**RECORDS TO PROCESS**
++++++++++
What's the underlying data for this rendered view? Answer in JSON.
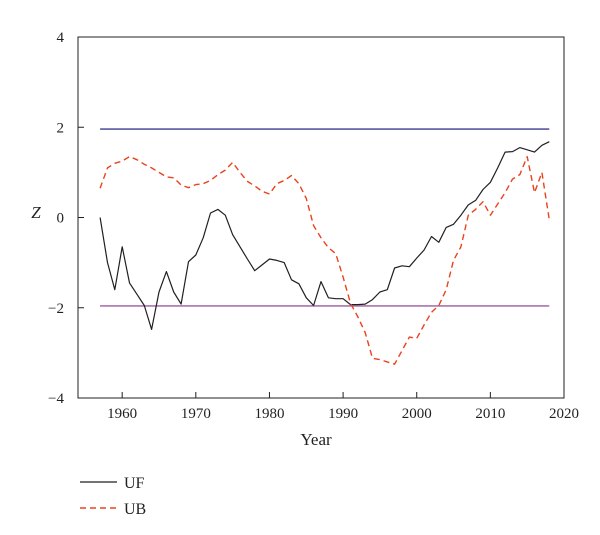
{
  "chart_data": {
    "type": "line",
    "title": "",
    "xlabel": "Year",
    "ylabel": "Z",
    "xlim": [
      1954,
      2020
    ],
    "ylim": [
      -4,
      4
    ],
    "xticks": [
      1960,
      1970,
      1980,
      1990,
      2000,
      2010,
      2020
    ],
    "yticks": [
      -4,
      -2,
      0,
      2,
      4
    ],
    "ytick_labels": [
      "−4",
      "−2",
      "0",
      "2",
      "4"
    ],
    "grid": false,
    "legend_position": "bottom-left, outside plot",
    "reference_lines": [
      {
        "y": 1.96,
        "color": "#3b3b8f"
      },
      {
        "y": -1.96,
        "color": "#9b5aa0"
      }
    ],
    "series": [
      {
        "name": "UF",
        "style": "solid",
        "color": "#231f20",
        "x": [
          1957,
          1958,
          1959,
          1960,
          1961,
          1962,
          1963,
          1964,
          1965,
          1966,
          1967,
          1968,
          1969,
          1970,
          1971,
          1972,
          1973,
          1974,
          1975,
          1976,
          1977,
          1978,
          1979,
          1980,
          1981,
          1982,
          1983,
          1984,
          1985,
          1986,
          1987,
          1988,
          1989,
          1990,
          1991,
          1992,
          1993,
          1994,
          1995,
          1996,
          1997,
          1998,
          1999,
          2000,
          2001,
          2002,
          2003,
          2004,
          2005,
          2006,
          2007,
          2008,
          2009,
          2010,
          2011,
          2012,
          2013,
          2014,
          2015,
          2016,
          2017,
          2018
        ],
        "y": [
          0.0,
          -1.0,
          -1.6,
          -0.65,
          -1.45,
          -1.7,
          -1.95,
          -2.48,
          -1.65,
          -1.2,
          -1.65,
          -1.92,
          -0.98,
          -0.83,
          -0.45,
          0.1,
          0.18,
          0.05,
          -0.38,
          -0.65,
          -0.92,
          -1.18,
          -1.05,
          -0.92,
          -0.95,
          -1.0,
          -1.38,
          -1.47,
          -1.78,
          -1.95,
          -1.42,
          -1.78,
          -1.8,
          -1.8,
          -1.93,
          -1.93,
          -1.92,
          -1.82,
          -1.65,
          -1.6,
          -1.12,
          -1.07,
          -1.09,
          -0.9,
          -0.72,
          -0.42,
          -0.55,
          -0.22,
          -0.15,
          0.05,
          0.28,
          0.38,
          0.62,
          0.78,
          1.1,
          1.45,
          1.46,
          1.55,
          1.5,
          1.45,
          1.6,
          1.68
        ]
      },
      {
        "name": "UB",
        "style": "dashed",
        "color": "#e8431d",
        "x": [
          1957,
          1958,
          1959,
          1960,
          1961,
          1962,
          1963,
          1964,
          1965,
          1966,
          1967,
          1968,
          1969,
          1970,
          1971,
          1972,
          1973,
          1974,
          1975,
          1976,
          1977,
          1978,
          1979,
          1980,
          1981,
          1982,
          1983,
          1984,
          1985,
          1986,
          1987,
          1988,
          1989,
          1990,
          1991,
          1992,
          1993,
          1994,
          1995,
          1996,
          1997,
          1998,
          1999,
          2000,
          2001,
          2002,
          2003,
          2004,
          2005,
          2006,
          2007,
          2008,
          2009,
          2010,
          2011,
          2012,
          2013,
          2014,
          2015,
          2016,
          2017,
          2018
        ],
        "y": [
          0.65,
          1.1,
          1.2,
          1.25,
          1.35,
          1.28,
          1.18,
          1.1,
          1.0,
          0.9,
          0.88,
          0.72,
          0.66,
          0.73,
          0.75,
          0.82,
          0.95,
          1.05,
          1.22,
          1.0,
          0.8,
          0.7,
          0.58,
          0.52,
          0.75,
          0.82,
          0.93,
          0.75,
          0.42,
          -0.18,
          -0.45,
          -0.67,
          -0.8,
          -1.32,
          -1.9,
          -2.2,
          -2.55,
          -3.12,
          -3.15,
          -3.2,
          -3.25,
          -2.95,
          -2.65,
          -2.68,
          -2.38,
          -2.1,
          -1.95,
          -1.6,
          -0.95,
          -0.65,
          0.05,
          0.18,
          0.35,
          0.05,
          0.3,
          0.55,
          0.85,
          0.95,
          1.35,
          0.55,
          1.0,
          -0.05
        ]
      }
    ]
  }
}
++++++++++
**GIVEN REQUEST**
A line counts if it holds the word "color". How many lines of the entries count? Give the number only.

**ANSWER TO THIS EXERCISE**
4